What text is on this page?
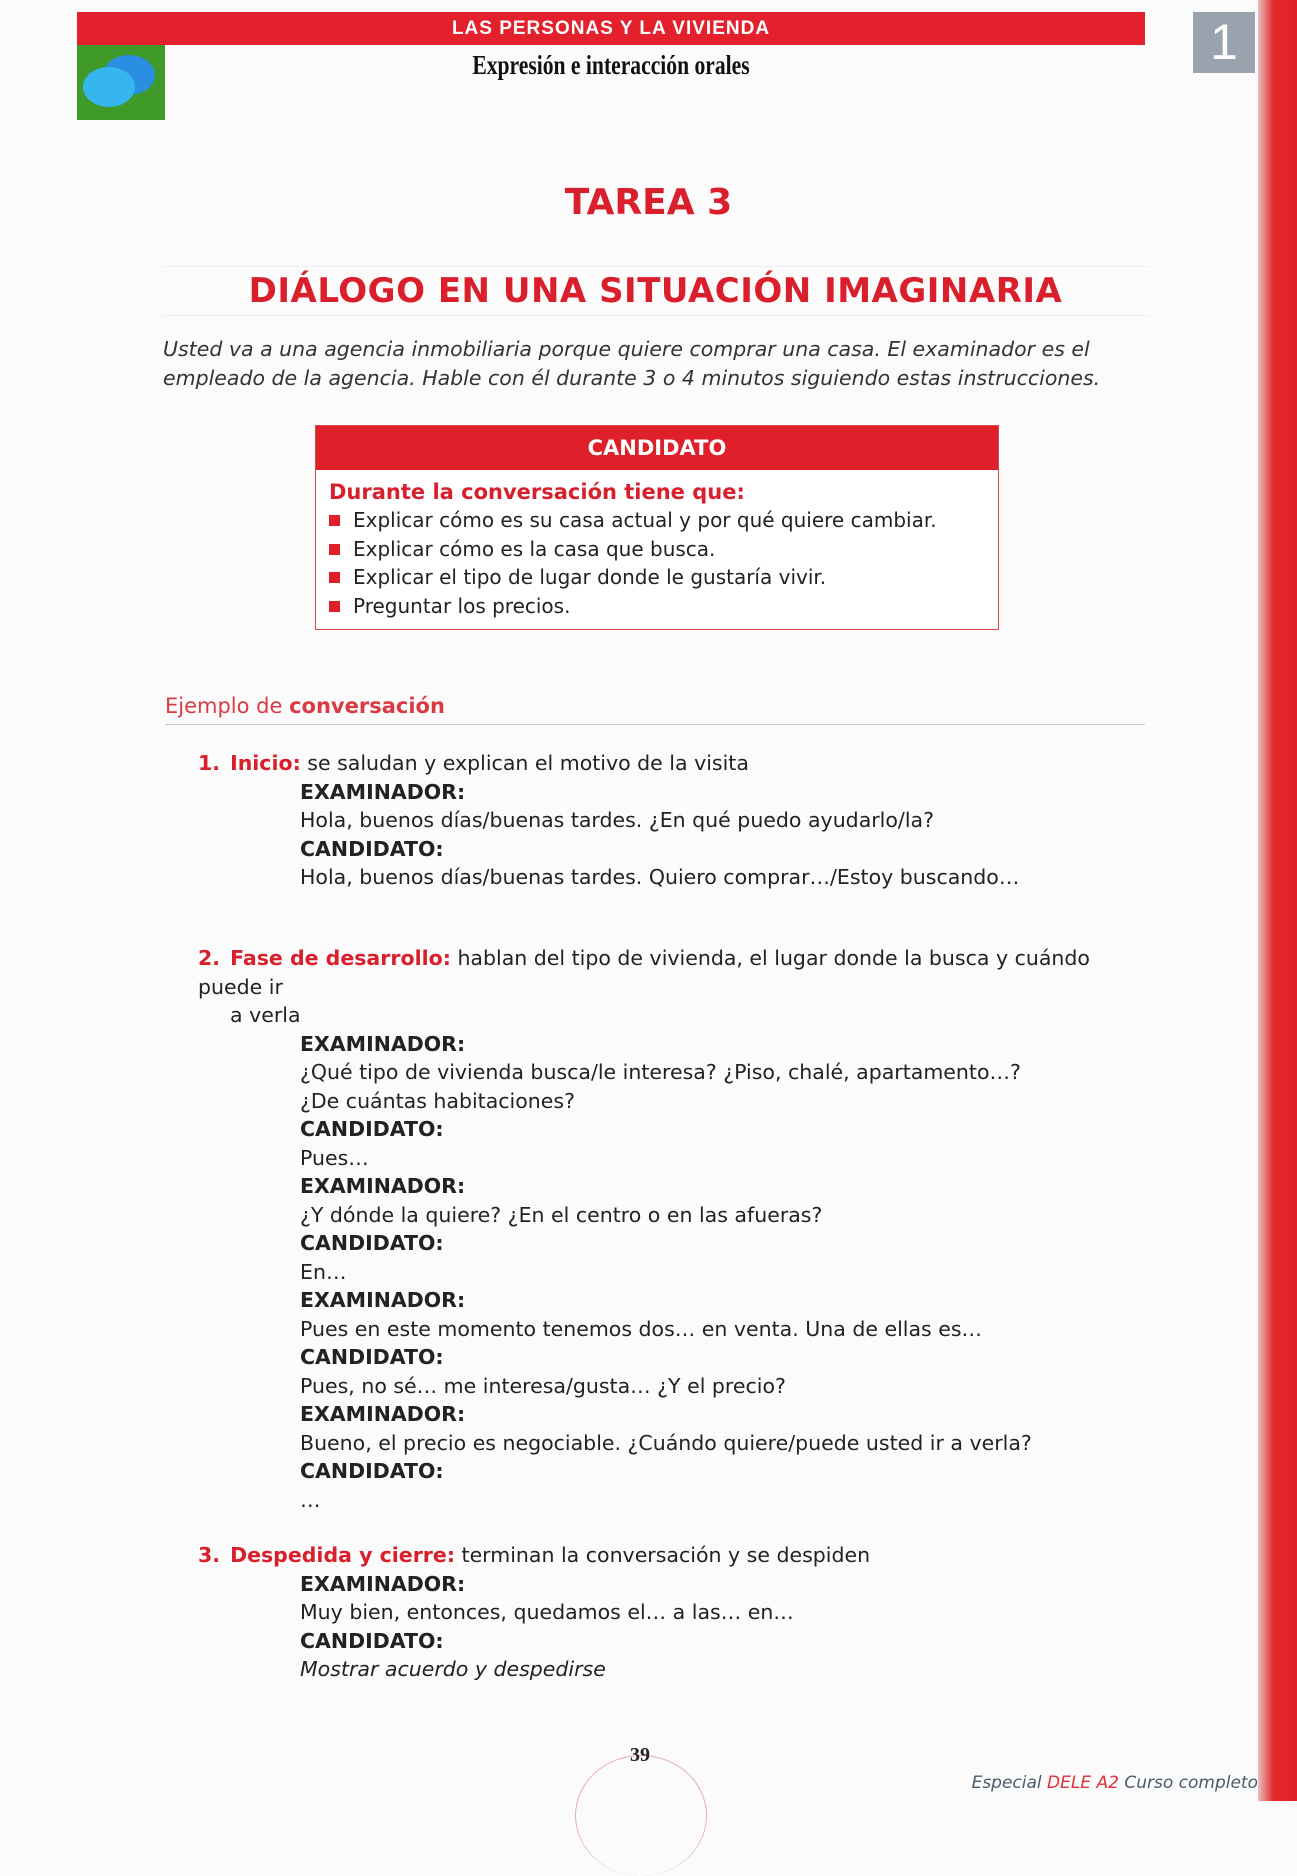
LAS PERSONAS Y LA VIVIENDA
Expresión e interacción orales	1
TAREA 3
DIÁLOGO EN UNA SITUACIÓN IMAGINARIA
Usted va a una agencia inmobiliaria porque quiere comprar una casa. El examinador es el empleado de la agencia. Hable con él durante 3 o 4 minutos siguiendo estas instrucciones.
CANDIDATO
Durante la conversación tiene que:
Explicar cómo es su casa actual y por qué quiere cambiar.
Explicar cómo es la casa que busca.
Explicar el tipo de lugar donde le gustaría vivir.
Preguntar los precios.
Ejemplo de conversación
1. Inicio: se saludan y explican el motivo de la visita
EXAMINADOR:
Hola, buenos días/buenas tardes. ¿En qué puedo ayudarlo/la?
CANDIDATO:
Hola, buenos días/buenas tardes. Quiero comprar…/Estoy buscando…
2. Fase de desarrollo: hablan del tipo de vivienda, el lugar donde la busca y cuándo puede ir
a verla
EXAMINADOR:
¿Qué tipo de vivienda busca/le interesa? ¿Piso, chalé, apartamento…?
¿De cuántas habitaciones?
CANDIDATO:
Pues…
EXAMINADOR:
¿Y dónde la quiere? ¿En el centro o en las afueras?
CANDIDATO:
En…
EXAMINADOR:
Pues en este momento tenemos dos… en venta. Una de ellas es…
CANDIDATO:
Pues, no sé… me interesa/gusta… ¿Y el precio?
EXAMINADOR:
Bueno, el precio es negociable. ¿Cuándo quiere/puede usted ir a verla?
CANDIDATO:
…
3. Despedida y cierre: terminan la conversación y se despiden
EXAMINADOR:
Muy bien, entonces, quedamos el… a las… en…
CANDIDATO:
Mostrar acuerdo y despedirse
39
Especial DELE A2 Curso completo
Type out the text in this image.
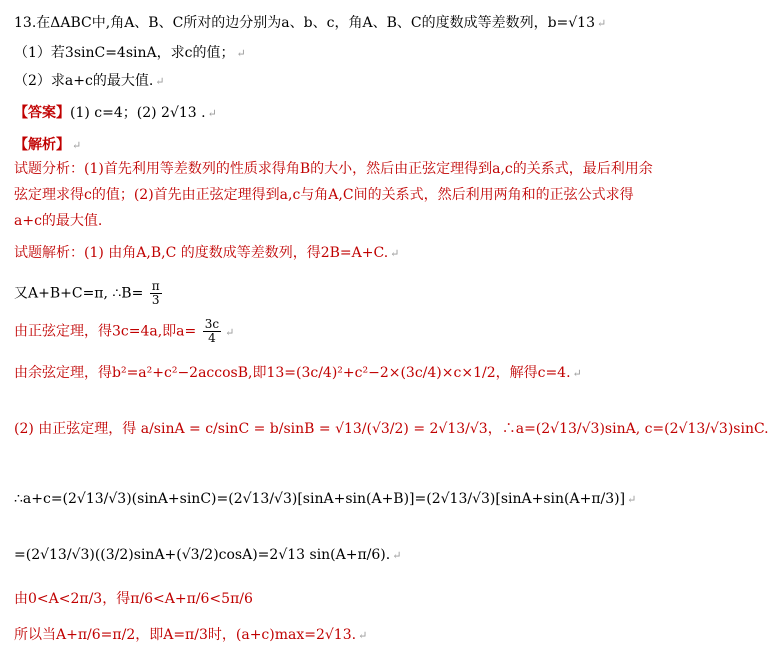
13.在ΔABC中,角A、B、C所对的边分别为a、b、c，角A、B、C的度数成等差数列，b=√13 ↵
（1）若3sinC=4sinA，求c的值； ↵
（2）求a+c的最大值. ↵
【答案】(1) c=4；(2) 2√13 . ↵
【解析】 ↵
试题分析：(1)首先利用等差数列的性质求得角B的大小，然后由正弦定理得到a,c的关系式，最后利用余
弦定理求得c的值；(2)首先由正弦定理得到a,c与角A,C间的关系式，然后利用两角和的正弦公式求得
a+c的最大值.
试题解析：(1) 由角A,B,C 的度数成等差数列，得2B=A+C. ↵
又A+B+C=π, ∴B= $\frac{\pi}{3}$
由正弦定理，得3c=4a,即$a= \frac{3c}{4}$ ↵
由余弦定理，得b²=a²+c²−2accosB,即13=(3c/4)²+c²−2×(3c/4)×c×1/2，解得c=4. ↵
(2) 由正弦定理，得 a/sinA = c/sinC = b/sinB = √13/(√3/2) = 2√13/√3，∴a=(2√13/√3)sinA, c=(2√13/√3)sinC.
∴a+c=(2√13/√3)(sinA+sinC)=(2√13/√3)[sinA+sin(A+B)]=(2√13/√3)[sinA+sin(A+π/3)] ↵
=(2√13/√3)((3/2)sinA+(√3/2)cosA)=2√13 sin(A+π/6). ↵
由0<A<2π/3，得π/6<A+π/6<5π/6
所以当A+π/6=π/2，即A=π/3时，(a+c)max=2√13. ↵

----------

### Task details
All lines above with "buenos" in them should be returned.

### The answer
Hola, buenos días/buenas tardes. ¿En qué puedo ayudarlo/la?
Hola, buenos días/buenas tardes. Quiero comprar…/Estoy buscando…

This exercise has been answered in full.